• **GIVEN TASK**: Each line containing the word "الدعوة" must be reported.
◆ ◆ ◆ ◆ ◆ ◆ ◆
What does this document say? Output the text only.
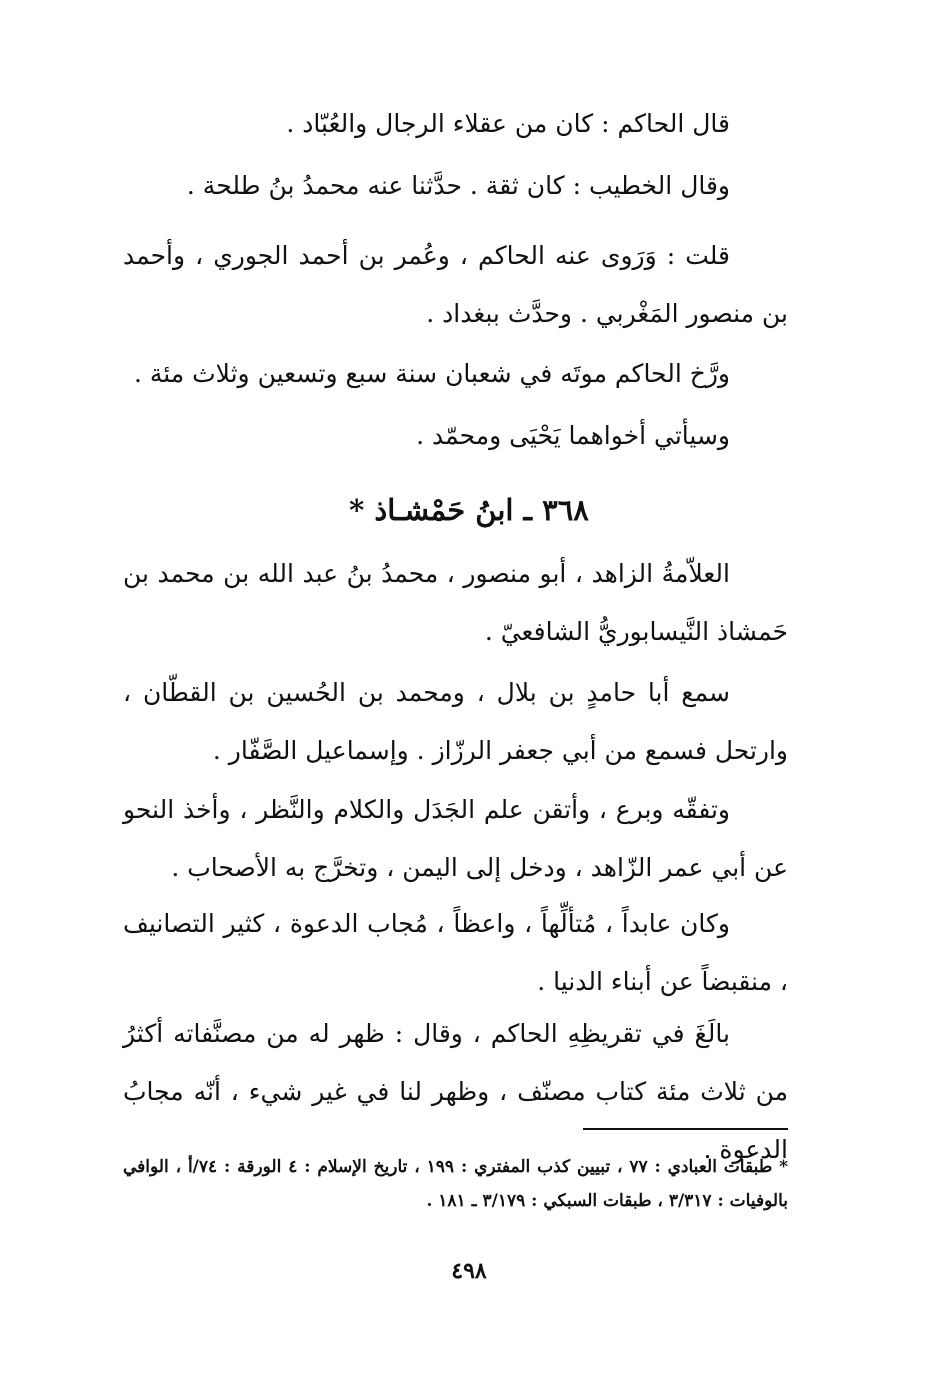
قال الحاكم : كان من عقلاء الرجال والعُبّاد .

وقال الخطيب : كان ثقة . حدَّثنا عنه محمدُ بنُ طلحة .

قلت : وَرَوى عنه الحاكم ، وعُمر بن أحمد الجوري ، وأحمد بن منصور المَغْربي . وحدَّث ببغداد .

ورَّخ الحاكم موتَه في شعبان سنة سبع وتسعين وثلاث مئة .

وسيأتي أخواهما يَحْيَى ومحمّد .

٣٦٨ ـ ابنُ حَمْشـاذ *

العلاّمةُ الزاهد ، أبو منصور ، محمدُ بنُ عبد الله بن محمد بن حَمشاذ النَّيسابوريُّ الشافعيّ .

سمع أبا حامدٍ بن بلال ، ومحمد بن الحُسين بن القطّان ، وارتحل فسمع من أبي جعفر الرزّاز . وإسماعيل الصَّفّار .

وتفقّه وبرع ، وأتقن علم الجَدَل والكلام والنَّظر ، وأخذ النحو عن أبي عمر الزّاهد ، ودخل إلى اليمن ، وتخرَّج به الأصحاب .

وكان عابداً ، مُتألِّهاً ، واعظاً ، مُجاب الدعوة ، كثير التصانيف ، منقبضاً عن أبناء الدنيا .

بالَغَ في تقريظِهِ الحاكم ، وقال : ظهر له من مصنَّفاته أكثرُ من ثلاث مئة كتاب مصنّف ، وظهر لنا في غير شيء ، أنّه مجابُ الدعوة .

* طبقات العبادي : ٧٧ ، تبيين كذب المفتري : ١٩٩ ، تاريخ الإسلام : ٤ الورقة : ٧٤/أ ، الوافي بالوفيات : ٣/٣١٧ ، طبقات السبكي : ٣/١٧٩ ـ ١٨١ .

٤٩٨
◆ ◆ ◆ ◆ ◆ ◆ ◆
• **RESULT**:
وكان عابداً ، مُتألِّهاً ، واعظاً ، مُجاب الدعوة ، كثير التصانيف ، منقبضاً عن أبناء الدنيا .
بالَغَ في تقريظِهِ الحاكم ، وقال : ظهر له من مصنَّفاته أكثرُ من ثلاث مئة كتاب مصنّف ، وظهر لنا في غير شيء ، أنّه مجابُ الدعوة .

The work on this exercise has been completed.